**Goal**
Could you write out every entry exactly as it stands?

[Data entries]
★ ★ ★ ★

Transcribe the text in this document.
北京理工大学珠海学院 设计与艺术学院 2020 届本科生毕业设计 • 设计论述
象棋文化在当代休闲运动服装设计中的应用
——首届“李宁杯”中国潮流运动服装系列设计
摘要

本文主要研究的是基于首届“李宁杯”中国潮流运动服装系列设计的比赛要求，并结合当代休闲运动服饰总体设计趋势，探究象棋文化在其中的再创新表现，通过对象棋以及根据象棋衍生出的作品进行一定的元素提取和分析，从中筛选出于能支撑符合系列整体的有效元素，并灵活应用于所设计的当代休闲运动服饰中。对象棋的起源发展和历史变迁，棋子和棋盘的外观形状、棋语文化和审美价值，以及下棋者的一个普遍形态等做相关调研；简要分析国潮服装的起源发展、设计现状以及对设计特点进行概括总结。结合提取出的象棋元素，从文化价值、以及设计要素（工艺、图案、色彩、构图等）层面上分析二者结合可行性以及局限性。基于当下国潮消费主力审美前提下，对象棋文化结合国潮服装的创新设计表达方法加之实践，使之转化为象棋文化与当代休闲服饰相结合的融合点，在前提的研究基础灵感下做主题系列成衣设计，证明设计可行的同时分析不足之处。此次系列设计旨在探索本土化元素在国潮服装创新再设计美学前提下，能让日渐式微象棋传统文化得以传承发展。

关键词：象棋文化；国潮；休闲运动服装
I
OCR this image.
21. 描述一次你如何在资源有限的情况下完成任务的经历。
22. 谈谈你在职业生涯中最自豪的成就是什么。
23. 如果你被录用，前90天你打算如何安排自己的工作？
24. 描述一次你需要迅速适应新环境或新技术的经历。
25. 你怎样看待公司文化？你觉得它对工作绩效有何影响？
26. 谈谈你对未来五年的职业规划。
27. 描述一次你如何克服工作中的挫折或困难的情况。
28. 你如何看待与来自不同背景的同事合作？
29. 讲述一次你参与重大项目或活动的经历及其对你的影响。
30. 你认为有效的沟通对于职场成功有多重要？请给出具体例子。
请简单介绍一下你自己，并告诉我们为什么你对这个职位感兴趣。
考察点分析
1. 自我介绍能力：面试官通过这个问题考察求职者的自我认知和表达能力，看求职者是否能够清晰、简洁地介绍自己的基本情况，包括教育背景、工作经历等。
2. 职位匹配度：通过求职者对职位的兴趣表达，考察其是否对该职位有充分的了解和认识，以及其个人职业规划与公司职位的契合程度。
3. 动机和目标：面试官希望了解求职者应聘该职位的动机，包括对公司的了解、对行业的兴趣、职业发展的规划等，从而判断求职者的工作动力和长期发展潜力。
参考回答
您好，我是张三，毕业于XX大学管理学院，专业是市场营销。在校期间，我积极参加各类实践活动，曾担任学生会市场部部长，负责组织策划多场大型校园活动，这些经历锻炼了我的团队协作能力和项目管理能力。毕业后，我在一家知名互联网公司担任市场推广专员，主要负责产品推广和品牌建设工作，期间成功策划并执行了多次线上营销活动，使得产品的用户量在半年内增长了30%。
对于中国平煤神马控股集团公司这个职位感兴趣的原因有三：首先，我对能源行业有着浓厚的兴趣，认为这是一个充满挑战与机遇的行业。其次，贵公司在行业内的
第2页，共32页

★ ★ ★ ★

**Full response**
Transcribe the text in this document.
北京理工大学珠海学院 设计与艺术学院 2020 届本科生毕业设计 • 设计论述
象棋文化在当代休闲运动服装设计中的应用
——首届“李宁杯”中国潮流运动服装系列设计
摘要

本文主要研究的是基于首届“李宁杯”中国潮流运动服装系列设计的比赛要求，并结合当代休闲运动服饰总体设计趋势，探究象棋文化在其中的再创新表现，通过对象棋以及根据象棋衍生出的作品进行一定的元素提取和分析，从中筛选出于能支撑符合系列整体的有效元素，并灵活应用于所设计的当代休闲运动服饰中。对象棋的起源发展和历史变迁，棋子和棋盘的外观形状、棋语文化和审美价值，以及下棋者的一个普遍形态等做相关调研；简要分析国潮服装的起源发展、设计现状以及对设计特点进行概括总结。结合提取出的象棋元素，从文化价值、以及设计要素（工艺、图案、色彩、构图等）层面上分析二者结合可行性以及局限性。基于当下国潮消费主力审美前提下，对象棋文化结合国潮服装的创新设计表达方法加之实践，使之转化为象棋文化与当代休闲服饰相结合的融合点，在前提的研究基础灵感下做主题系列成衣设计，证明设计可行的同时分析不足之处。此次系列设计旨在探索本土化元素在国潮服装创新再设计美学前提下，能让日渐式微象棋传统文化得以传承发展。

关键词：象棋文化；国潮；休闲运动服装
I
OCR this image.
21. 描述一次你如何在资源有限的情况下完成任务的经历。
22. 谈谈你在职业生涯中最自豪的成就是什么。
23. 如果你被录用，前90天你打算如何安排自己的工作？
24. 描述一次你需要迅速适应新环境或新技术的经历。
25. 你怎样看待公司文化？你觉得它对工作绩效有何影响？
26. 谈谈你对未来五年的职业规划。
27. 描述一次你如何克服工作中的挫折或困难的情况。
28. 你如何看待与来自不同背景的同事合作？
29. 讲述一次你参与重大项目或活动的经历及其对你的影响。
30. 你认为有效的沟通对于职场成功有多重要？请给出具体例子。
请简单介绍一下你自己，并告诉我们为什么你对这个职位感兴趣。
考察点分析
1. 自我介绍能力：面试官通过这个问题考察求职者的自我认知和表达能力，看求职者是否能够清晰、简洁地介绍自己的基本情况，包括教育背景、工作经历等。
2. 职位匹配度：通过求职者对职位的兴趣表达，考察其是否对该职位有充分的了解和认识，以及其个人职业规划与公司职位的契合程度。
3. 动机和目标：面试官希望了解求职者应聘该职位的动机，包括对公司的了解、对行业的兴趣、职业发展的规划等，从而判断求职者的工作动力和长期发展潜力。
参考回答
您好，我是张三，毕业于XX大学管理学院，专业是市场营销。在校期间，我积极参加各类实践活动，曾担任学生会市场部部长，负责组织策划多场大型校园活动，这些经历锻炼了我的团队协作能力和项目管理能力。毕业后，我在一家知名互联网公司担任市场推广专员，主要负责产品推广和品牌建设工作，期间成功策划并执行了多次线上营销活动，使得产品的用户量在半年内增长了30%。
对于中国平煤神马控股集团公司这个职位感兴趣的原因有三：首先，我对能源行业有着浓厚的兴趣，认为这是一个充满挑战与机遇的行业。其次，贵公司在行业内的
第2页，共32页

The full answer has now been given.